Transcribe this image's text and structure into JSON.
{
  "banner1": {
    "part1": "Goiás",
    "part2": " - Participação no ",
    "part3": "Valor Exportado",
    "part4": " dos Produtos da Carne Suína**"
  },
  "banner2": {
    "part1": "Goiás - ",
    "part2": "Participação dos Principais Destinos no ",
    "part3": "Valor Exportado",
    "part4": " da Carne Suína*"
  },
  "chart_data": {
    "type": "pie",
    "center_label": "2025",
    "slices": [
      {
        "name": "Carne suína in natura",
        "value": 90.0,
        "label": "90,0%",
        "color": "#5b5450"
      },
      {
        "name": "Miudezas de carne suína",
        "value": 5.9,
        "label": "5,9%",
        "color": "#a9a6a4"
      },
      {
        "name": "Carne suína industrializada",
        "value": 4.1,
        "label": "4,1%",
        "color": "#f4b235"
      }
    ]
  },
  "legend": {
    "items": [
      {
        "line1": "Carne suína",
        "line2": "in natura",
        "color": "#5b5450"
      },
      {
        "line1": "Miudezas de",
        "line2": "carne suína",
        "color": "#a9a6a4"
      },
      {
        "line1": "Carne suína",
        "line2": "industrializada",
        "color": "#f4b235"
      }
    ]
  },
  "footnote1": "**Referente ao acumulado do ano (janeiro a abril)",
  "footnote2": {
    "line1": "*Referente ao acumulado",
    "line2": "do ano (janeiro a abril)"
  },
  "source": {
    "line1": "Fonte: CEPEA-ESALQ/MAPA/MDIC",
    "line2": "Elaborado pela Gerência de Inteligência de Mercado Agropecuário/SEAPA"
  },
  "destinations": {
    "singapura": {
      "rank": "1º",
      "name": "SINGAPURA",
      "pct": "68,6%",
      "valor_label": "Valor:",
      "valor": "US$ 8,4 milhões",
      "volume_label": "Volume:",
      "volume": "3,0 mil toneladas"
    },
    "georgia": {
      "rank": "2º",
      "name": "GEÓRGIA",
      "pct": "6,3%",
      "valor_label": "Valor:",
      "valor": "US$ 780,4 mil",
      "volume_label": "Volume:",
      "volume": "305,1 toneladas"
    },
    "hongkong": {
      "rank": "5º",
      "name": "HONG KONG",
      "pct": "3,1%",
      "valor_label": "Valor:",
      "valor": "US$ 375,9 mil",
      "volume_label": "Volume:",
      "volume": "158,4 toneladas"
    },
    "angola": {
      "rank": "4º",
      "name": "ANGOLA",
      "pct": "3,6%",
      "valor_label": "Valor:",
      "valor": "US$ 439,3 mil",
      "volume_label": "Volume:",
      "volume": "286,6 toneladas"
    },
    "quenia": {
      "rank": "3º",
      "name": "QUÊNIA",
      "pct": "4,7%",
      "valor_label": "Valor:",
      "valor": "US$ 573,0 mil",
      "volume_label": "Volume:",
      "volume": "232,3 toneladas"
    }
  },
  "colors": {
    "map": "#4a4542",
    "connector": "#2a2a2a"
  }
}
◆ ◆ ◆ ◆
What you have to do:
Set out every line from the material that contains the string "industrializada".

Solved exercise:
        "name": "Carne suína industrializada",
        "line2": "industrializada",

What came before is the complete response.